*What you are asked to do:* Below is a listing; reproduce each line of it exactly.
━━━━━━━━━━━━━━━━
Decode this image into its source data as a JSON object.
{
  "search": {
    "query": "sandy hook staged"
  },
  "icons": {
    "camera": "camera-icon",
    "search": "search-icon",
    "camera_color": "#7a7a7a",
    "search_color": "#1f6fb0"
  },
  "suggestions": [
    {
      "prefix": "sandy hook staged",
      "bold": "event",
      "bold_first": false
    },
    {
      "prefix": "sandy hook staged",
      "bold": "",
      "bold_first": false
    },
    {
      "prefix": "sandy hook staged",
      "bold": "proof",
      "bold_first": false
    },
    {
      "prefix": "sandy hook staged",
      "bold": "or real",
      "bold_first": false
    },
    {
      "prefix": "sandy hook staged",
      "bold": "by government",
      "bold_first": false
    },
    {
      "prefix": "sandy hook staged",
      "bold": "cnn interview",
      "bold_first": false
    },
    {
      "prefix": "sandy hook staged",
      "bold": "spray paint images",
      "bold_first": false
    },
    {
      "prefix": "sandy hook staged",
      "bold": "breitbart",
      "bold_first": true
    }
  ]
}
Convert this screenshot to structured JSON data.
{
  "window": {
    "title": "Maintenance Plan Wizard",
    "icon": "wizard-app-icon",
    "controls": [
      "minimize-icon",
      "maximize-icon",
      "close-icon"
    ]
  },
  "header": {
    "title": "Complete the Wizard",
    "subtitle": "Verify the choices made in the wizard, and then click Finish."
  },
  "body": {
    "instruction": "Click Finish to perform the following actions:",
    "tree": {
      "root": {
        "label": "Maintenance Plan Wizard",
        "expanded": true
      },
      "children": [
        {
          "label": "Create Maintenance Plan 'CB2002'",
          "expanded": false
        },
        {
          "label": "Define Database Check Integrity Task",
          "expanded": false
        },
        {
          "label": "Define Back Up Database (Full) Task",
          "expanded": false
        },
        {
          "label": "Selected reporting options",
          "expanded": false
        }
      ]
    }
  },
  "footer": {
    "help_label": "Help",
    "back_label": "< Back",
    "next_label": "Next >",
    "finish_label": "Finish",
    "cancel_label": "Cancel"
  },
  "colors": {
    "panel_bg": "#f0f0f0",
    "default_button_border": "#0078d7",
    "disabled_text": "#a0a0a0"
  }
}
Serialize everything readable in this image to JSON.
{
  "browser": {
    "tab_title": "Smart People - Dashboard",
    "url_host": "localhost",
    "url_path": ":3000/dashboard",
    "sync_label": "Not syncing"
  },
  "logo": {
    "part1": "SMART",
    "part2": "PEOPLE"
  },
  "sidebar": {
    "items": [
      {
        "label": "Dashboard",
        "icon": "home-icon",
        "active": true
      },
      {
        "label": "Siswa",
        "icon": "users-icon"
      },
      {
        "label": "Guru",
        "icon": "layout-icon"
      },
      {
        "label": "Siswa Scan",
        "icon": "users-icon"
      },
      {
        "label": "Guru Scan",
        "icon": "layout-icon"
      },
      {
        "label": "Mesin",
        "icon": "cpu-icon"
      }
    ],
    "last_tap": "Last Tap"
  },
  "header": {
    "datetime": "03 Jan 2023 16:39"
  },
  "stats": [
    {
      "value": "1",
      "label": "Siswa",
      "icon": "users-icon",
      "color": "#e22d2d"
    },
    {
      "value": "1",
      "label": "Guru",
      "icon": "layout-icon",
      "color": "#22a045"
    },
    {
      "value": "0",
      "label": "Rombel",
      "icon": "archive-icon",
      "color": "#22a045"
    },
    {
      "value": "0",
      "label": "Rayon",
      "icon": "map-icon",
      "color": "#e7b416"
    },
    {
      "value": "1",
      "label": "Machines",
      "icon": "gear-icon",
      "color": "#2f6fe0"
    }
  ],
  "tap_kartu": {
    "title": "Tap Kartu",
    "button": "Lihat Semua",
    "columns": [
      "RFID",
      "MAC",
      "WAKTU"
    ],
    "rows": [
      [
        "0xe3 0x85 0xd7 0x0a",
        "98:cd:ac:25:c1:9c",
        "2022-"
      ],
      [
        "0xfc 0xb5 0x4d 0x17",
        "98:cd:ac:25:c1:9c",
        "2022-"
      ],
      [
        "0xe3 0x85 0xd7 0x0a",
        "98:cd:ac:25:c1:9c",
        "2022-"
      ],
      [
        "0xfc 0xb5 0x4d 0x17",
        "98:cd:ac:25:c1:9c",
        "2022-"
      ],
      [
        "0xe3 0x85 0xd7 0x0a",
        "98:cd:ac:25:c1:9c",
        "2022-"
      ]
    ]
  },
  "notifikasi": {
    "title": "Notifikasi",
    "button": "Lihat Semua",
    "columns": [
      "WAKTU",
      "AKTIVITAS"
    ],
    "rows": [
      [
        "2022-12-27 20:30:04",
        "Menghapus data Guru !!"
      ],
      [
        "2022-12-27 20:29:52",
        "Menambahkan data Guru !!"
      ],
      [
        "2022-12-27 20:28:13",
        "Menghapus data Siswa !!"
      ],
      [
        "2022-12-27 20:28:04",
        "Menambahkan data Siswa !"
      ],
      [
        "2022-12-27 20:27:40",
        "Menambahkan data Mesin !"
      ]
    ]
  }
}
━━━━━━━━━━━━━━━━
*Finished task:*
Decode this image into its source data as a JSON object.
{
  "search": {
    "query": "sandy hook staged"
  },
  "icons": {
    "camera": "camera-icon",
    "search": "search-icon",
    "camera_color": "#7a7a7a",
    "search_color": "#1f6fb0"
  },
  "suggestions": [
    {
      "prefix": "sandy hook staged",
      "bold": "event",
      "bold_first": false
    },
    {
      "prefix": "sandy hook staged",
      "bold": "",
      "bold_first": false
    },
    {
      "prefix": "sandy hook staged",
      "bold": "proof",
      "bold_first": false
    },
    {
      "prefix": "sandy hook staged",
      "bold": "or real",
      "bold_first": false
    },
    {
      "prefix": "sandy hook staged",
      "bold": "by government",
      "bold_first": false
    },
    {
      "prefix": "sandy hook staged",
      "bold": "cnn interview",
      "bold_first": false
    },
    {
      "prefix": "sandy hook staged",
      "bold": "spray paint images",
      "bold_first": false
    },
    {
      "prefix": "sandy hook staged",
      "bold": "breitbart",
      "bold_first": true
    }
  ]
}
Convert this screenshot to structured JSON data.
{
  "window": {
    "title": "Maintenance Plan Wizard",
    "icon": "wizard-app-icon",
    "controls": [
      "minimize-icon",
      "maximize-icon",
      "close-icon"
    ]
  },
  "header": {
    "title": "Complete the Wizard",
    "subtitle": "Verify the choices made in the wizard, and then click Finish."
  },
  "body": {
    "instruction": "Click Finish to perform the following actions:",
    "tree": {
      "root": {
        "label": "Maintenance Plan Wizard",
        "expanded": true
      },
      "children": [
        {
          "label": "Create Maintenance Plan 'CB2002'",
          "expanded": false
        },
        {
          "label": "Define Database Check Integrity Task",
          "expanded": false
        },
        {
          "label": "Define Back Up Database (Full) Task",
          "expanded": false
        },
        {
          "label": "Selected reporting options",
          "expanded": false
        }
      ]
    }
  },
  "footer": {
    "help_label": "Help",
    "back_label": "< Back",
    "next_label": "Next >",
    "finish_label": "Finish",
    "cancel_label": "Cancel"
  },
  "colors": {
    "panel_bg": "#f0f0f0",
    "default_button_border": "#0078d7",
    "disabled_text": "#a0a0a0"
  }
}
Serialize everything readable in this image to JSON.
{
  "browser": {
    "tab_title": "Smart People - Dashboard",
    "url_host": "localhost",
    "url_path": ":3000/dashboard",
    "sync_label": "Not syncing"
  },
  "logo": {
    "part1": "SMART",
    "part2": "PEOPLE"
  },
  "sidebar": {
    "items": [
      {
        "label": "Dashboard",
        "icon": "home-icon",
        "active": true
      },
      {
        "label": "Siswa",
        "icon": "users-icon"
      },
      {
        "label": "Guru",
        "icon": "layout-icon"
      },
      {
        "label": "Siswa Scan",
        "icon": "users-icon"
      },
      {
        "label": "Guru Scan",
        "icon": "layout-icon"
      },
      {
        "label": "Mesin",
        "icon": "cpu-icon"
      }
    ],
    "last_tap": "Last Tap"
  },
  "header": {
    "datetime": "03 Jan 2023 16:39"
  },
  "stats": [
    {
      "value": "1",
      "label": "Siswa",
      "icon": "users-icon",
      "color": "#e22d2d"
    },
    {
      "value": "1",
      "label": "Guru",
      "icon": "layout-icon",
      "color": "#22a045"
    },
    {
      "value": "0",
      "label": "Rombel",
      "icon": "archive-icon",
      "color": "#22a045"
    },
    {
      "value": "0",
      "label": "Rayon",
      "icon": "map-icon",
      "color": "#e7b416"
    },
    {
      "value": "1",
      "label": "Machines",
      "icon": "gear-icon",
      "color": "#2f6fe0"
    }
  ],
  "tap_kartu": {
    "title": "Tap Kartu",
    "button": "Lihat Semua",
    "columns": [
      "RFID",
      "MAC",
      "WAKTU"
    ],
    "rows": [
      [
        "0xe3 0x85 0xd7 0x0a",
        "98:cd:ac:25:c1:9c",
        "2022-"
      ],
      [
        "0xfc 0xb5 0x4d 0x17",
        "98:cd:ac:25:c1:9c",
        "2022-"
      ],
      [
        "0xe3 0x85 0xd7 0x0a",
        "98:cd:ac:25:c1:9c",
        "2022-"
      ],
      [
        "0xfc 0xb5 0x4d 0x17",
        "98:cd:ac:25:c1:9c",
        "2022-"
      ],
      [
        "0xe3 0x85 0xd7 0x0a",
        "98:cd:ac:25:c1:9c",
        "2022-"
      ]
    ]
  },
  "notifikasi": {
    "title": "Notifikasi",
    "button": "Lihat Semua",
    "columns": [
      "WAKTU",
      "AKTIVITAS"
    ],
    "rows": [
      [
        "2022-12-27 20:30:04",
        "Menghapus data Guru !!"
      ],
      [
        "2022-12-27 20:29:52",
        "Menambahkan data Guru !!"
      ],
      [
        "2022-12-27 20:28:13",
        "Menghapus data Siswa !!"
      ],
      [
        "2022-12-27 20:28:04",
        "Menambahkan data Siswa !"
      ],
      [
        "2022-12-27 20:27:40",
        "Menambahkan data Mesin !"
      ]
    ]
  }
}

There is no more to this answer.